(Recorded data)
↓↓↓

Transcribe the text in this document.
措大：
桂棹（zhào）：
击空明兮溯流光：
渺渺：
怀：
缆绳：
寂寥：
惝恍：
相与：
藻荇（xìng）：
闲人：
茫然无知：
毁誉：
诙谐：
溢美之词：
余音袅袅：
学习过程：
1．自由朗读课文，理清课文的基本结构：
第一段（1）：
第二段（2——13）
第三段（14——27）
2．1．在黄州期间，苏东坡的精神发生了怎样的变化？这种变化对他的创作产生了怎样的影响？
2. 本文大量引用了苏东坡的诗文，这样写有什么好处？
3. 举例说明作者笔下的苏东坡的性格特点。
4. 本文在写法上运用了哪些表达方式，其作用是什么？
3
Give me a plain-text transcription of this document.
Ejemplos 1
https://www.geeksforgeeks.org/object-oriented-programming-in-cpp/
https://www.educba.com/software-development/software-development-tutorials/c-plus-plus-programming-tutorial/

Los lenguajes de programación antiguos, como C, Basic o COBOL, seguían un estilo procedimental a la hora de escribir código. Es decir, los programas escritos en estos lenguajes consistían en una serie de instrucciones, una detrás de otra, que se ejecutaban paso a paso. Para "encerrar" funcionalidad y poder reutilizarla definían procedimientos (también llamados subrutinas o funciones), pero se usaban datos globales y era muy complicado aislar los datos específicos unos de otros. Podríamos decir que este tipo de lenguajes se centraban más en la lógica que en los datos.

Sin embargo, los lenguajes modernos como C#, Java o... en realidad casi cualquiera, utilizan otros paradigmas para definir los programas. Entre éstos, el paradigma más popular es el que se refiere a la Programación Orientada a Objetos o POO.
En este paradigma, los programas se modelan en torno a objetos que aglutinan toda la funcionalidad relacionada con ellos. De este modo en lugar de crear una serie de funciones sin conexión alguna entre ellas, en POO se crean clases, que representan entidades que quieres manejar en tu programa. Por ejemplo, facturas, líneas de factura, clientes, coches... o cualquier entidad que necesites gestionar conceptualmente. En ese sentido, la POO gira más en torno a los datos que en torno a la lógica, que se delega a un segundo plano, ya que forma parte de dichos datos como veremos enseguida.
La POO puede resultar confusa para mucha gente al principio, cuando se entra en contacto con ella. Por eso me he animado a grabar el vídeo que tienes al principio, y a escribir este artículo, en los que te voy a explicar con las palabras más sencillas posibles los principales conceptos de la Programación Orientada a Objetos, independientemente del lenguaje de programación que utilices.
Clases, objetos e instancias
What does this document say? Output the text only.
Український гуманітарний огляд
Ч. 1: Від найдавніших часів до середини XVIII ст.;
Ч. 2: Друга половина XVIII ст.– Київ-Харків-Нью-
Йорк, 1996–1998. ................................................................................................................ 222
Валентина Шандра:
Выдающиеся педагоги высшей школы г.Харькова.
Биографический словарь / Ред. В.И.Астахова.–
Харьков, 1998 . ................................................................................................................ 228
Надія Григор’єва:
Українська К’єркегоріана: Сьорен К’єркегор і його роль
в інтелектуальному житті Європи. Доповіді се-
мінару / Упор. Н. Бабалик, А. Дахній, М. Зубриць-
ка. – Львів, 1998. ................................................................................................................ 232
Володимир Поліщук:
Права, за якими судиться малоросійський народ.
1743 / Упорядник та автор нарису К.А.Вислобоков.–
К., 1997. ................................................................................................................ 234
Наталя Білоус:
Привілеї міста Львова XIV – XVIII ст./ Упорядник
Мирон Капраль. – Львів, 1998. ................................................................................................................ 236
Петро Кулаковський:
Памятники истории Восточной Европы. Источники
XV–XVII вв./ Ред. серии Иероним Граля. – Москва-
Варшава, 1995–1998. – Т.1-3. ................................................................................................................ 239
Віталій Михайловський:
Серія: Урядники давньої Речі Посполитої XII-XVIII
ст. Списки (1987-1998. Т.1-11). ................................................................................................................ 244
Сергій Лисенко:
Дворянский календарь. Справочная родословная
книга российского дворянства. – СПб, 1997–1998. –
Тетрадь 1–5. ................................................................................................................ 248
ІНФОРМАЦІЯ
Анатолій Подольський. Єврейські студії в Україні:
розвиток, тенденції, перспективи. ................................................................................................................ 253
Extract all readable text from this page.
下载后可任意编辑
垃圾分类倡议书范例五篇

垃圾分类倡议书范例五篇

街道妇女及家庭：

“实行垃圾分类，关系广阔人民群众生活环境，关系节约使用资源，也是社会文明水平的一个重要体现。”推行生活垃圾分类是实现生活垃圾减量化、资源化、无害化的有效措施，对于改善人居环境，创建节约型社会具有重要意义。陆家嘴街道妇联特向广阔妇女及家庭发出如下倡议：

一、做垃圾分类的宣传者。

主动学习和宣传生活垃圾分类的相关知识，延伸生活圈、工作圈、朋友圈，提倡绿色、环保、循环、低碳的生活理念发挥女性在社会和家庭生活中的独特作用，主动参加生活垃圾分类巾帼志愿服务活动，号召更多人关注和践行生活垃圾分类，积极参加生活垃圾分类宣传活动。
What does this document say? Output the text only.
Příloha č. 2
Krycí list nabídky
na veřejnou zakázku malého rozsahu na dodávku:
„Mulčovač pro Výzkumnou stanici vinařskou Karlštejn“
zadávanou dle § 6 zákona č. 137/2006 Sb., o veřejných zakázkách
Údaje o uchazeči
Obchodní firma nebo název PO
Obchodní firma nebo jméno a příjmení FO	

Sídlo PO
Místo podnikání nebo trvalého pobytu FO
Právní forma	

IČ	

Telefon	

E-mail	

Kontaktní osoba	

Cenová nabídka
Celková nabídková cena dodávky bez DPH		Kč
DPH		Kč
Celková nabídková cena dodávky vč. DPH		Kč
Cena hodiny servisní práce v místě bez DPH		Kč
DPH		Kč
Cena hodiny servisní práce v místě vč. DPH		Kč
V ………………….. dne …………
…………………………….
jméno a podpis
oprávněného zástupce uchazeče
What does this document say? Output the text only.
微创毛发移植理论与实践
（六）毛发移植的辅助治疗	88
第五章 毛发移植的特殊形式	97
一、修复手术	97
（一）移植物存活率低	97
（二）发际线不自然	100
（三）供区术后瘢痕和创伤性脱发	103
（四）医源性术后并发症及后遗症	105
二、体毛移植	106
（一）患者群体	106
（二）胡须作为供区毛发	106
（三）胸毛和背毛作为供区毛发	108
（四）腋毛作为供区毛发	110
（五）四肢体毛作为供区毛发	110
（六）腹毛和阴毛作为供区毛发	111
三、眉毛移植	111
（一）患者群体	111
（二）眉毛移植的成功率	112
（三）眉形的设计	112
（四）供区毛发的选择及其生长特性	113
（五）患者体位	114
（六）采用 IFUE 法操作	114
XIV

↑↑↑

_AIM OF THE EXERCISE_:
Copy out the material above in its entirety. Every detail must match.

_RESPONSE TO THE EXERCISE_:
Transcribe the text in this document.
措大：
桂棹（zhào）：
击空明兮溯流光：
渺渺：
怀：
缆绳：
寂寥：
惝恍：
相与：
藻荇（xìng）：
闲人：
茫然无知：
毁誉：
诙谐：
溢美之词：
余音袅袅：
学习过程：
1．自由朗读课文，理清课文的基本结构：
第一段（1）：
第二段（2——13）
第三段（14——27）
2．1．在黄州期间，苏东坡的精神发生了怎样的变化？这种变化对他的创作产生了怎样的影响？
2. 本文大量引用了苏东坡的诗文，这样写有什么好处？
3. 举例说明作者笔下的苏东坡的性格特点。
4. 本文在写法上运用了哪些表达方式，其作用是什么？
3
Give me a plain-text transcription of this document.
Ejemplos 1
https://www.geeksforgeeks.org/object-oriented-programming-in-cpp/
https://www.educba.com/software-development/software-development-tutorials/c-plus-plus-programming-tutorial/

Los lenguajes de programación antiguos, como C, Basic o COBOL, seguían un estilo procedimental a la hora de escribir código. Es decir, los programas escritos en estos lenguajes consistían en una serie de instrucciones, una detrás de otra, que se ejecutaban paso a paso. Para "encerrar" funcionalidad y poder reutilizarla definían procedimientos (también llamados subrutinas o funciones), pero se usaban datos globales y era muy complicado aislar los datos específicos unos de otros. Podríamos decir que este tipo de lenguajes se centraban más en la lógica que en los datos.

Sin embargo, los lenguajes modernos como C#, Java o... en realidad casi cualquiera, utilizan otros paradigmas para definir los programas. Entre éstos, el paradigma más popular es el que se refiere a la Programación Orientada a Objetos o POO.
En este paradigma, los programas se modelan en torno a objetos que aglutinan toda la funcionalidad relacionada con ellos. De este modo en lugar de crear una serie de funciones sin conexión alguna entre ellas, en POO se crean clases, que representan entidades que quieres manejar en tu programa. Por ejemplo, facturas, líneas de factura, clientes, coches... o cualquier entidad que necesites gestionar conceptualmente. En ese sentido, la POO gira más en torno a los datos que en torno a la lógica, que se delega a un segundo plano, ya que forma parte de dichos datos como veremos enseguida.
La POO puede resultar confusa para mucha gente al principio, cuando se entra en contacto con ella. Por eso me he animado a grabar el vídeo que tienes al principio, y a escribir este artículo, en los que te voy a explicar con las palabras más sencillas posibles los principales conceptos de la Programación Orientada a Objetos, independientemente del lenguaje de programación que utilices.
Clases, objetos e instancias
What does this document say? Output the text only.
Український гуманітарний огляд
Ч. 1: Від найдавніших часів до середини XVIII ст.;
Ч. 2: Друга половина XVIII ст.– Київ-Харків-Нью-
Йорк, 1996–1998. ................................................................................................................ 222
Валентина Шандра:
Выдающиеся педагоги высшей школы г.Харькова.
Биографический словарь / Ред. В.И.Астахова.–
Харьков, 1998 . ................................................................................................................ 228
Надія Григор’єва:
Українська К’єркегоріана: Сьорен К’єркегор і його роль
в інтелектуальному житті Європи. Доповіді се-
мінару / Упор. Н. Бабалик, А. Дахній, М. Зубриць-
ка. – Львів, 1998. ................................................................................................................ 232
Володимир Поліщук:
Права, за якими судиться малоросійський народ.
1743 / Упорядник та автор нарису К.А.Вислобоков.–
К., 1997. ................................................................................................................ 234
Наталя Білоус:
Привілеї міста Львова XIV – XVIII ст./ Упорядник
Мирон Капраль. – Львів, 1998. ................................................................................................................ 236
Петро Кулаковський:
Памятники истории Восточной Европы. Источники
XV–XVII вв./ Ред. серии Иероним Граля. – Москва-
Варшава, 1995–1998. – Т.1-3. ................................................................................................................ 239
Віталій Михайловський:
Серія: Урядники давньої Речі Посполитої XII-XVIII
ст. Списки (1987-1998. Т.1-11). ................................................................................................................ 244
Сергій Лисенко:
Дворянский календарь. Справочная родословная
книга российского дворянства. – СПб, 1997–1998. –
Тетрадь 1–5. ................................................................................................................ 248
ІНФОРМАЦІЯ
Анатолій Подольський. Єврейські студії в Україні:
розвиток, тенденції, перспективи. ................................................................................................................ 253
Extract all readable text from this page.
下载后可任意编辑
垃圾分类倡议书范例五篇

垃圾分类倡议书范例五篇

街道妇女及家庭：

“实行垃圾分类，关系广阔人民群众生活环境，关系节约使用资源，也是社会文明水平的一个重要体现。”推行生活垃圾分类是实现生活垃圾减量化、资源化、无害化的有效措施，对于改善人居环境，创建节约型社会具有重要意义。陆家嘴街道妇联特向广阔妇女及家庭发出如下倡议：

一、做垃圾分类的宣传者。

主动学习和宣传生活垃圾分类的相关知识，延伸生活圈、工作圈、朋友圈，提倡绿色、环保、循环、低碳的生活理念发挥女性在社会和家庭生活中的独特作用，主动参加生活垃圾分类巾帼志愿服务活动，号召更多人关注和践行生活垃圾分类，积极参加生活垃圾分类宣传活动。
What does this document say? Output the text only.
Příloha č. 2
Krycí list nabídky
na veřejnou zakázku malého rozsahu na dodávku:
„Mulčovač pro Výzkumnou stanici vinařskou Karlštejn“
zadávanou dle § 6 zákona č. 137/2006 Sb., o veřejných zakázkách
Údaje o uchazeči
Obchodní firma nebo název PO
Obchodní firma nebo jméno a příjmení FO	

Sídlo PO
Místo podnikání nebo trvalého pobytu FO
Právní forma	

IČ	

Telefon	

E-mail	

Kontaktní osoba	

Cenová nabídka
Celková nabídková cena dodávky bez DPH		Kč
DPH		Kč
Celková nabídková cena dodávky vč. DPH		Kč
Cena hodiny servisní práce v místě bez DPH		Kč
DPH		Kč
Cena hodiny servisní práce v místě vč. DPH		Kč
V ………………….. dne …………
…………………………….
jméno a podpis
oprávněného zástupce uchazeče
What does this document say? Output the text only.
微创毛发移植理论与实践
（六）毛发移植的辅助治疗	88
第五章 毛发移植的特殊形式	97
一、修复手术	97
（一）移植物存活率低	97
（二）发际线不自然	100
（三）供区术后瘢痕和创伤性脱发	103
（四）医源性术后并发症及后遗症	105
二、体毛移植	106
（一）患者群体	106
（二）胡须作为供区毛发	106
（三）胸毛和背毛作为供区毛发	108
（四）腋毛作为供区毛发	110
（五）四肢体毛作为供区毛发	110
（六）腹毛和阴毛作为供区毛发	111
三、眉毛移植	111
（一）患者群体	111
（二）眉毛移植的成功率	112
（三）眉形的设计	112
（四）供区毛发的选择及其生长特性	113
（五）患者体位	114
（六）采用 IFUE 法操作	114
XIV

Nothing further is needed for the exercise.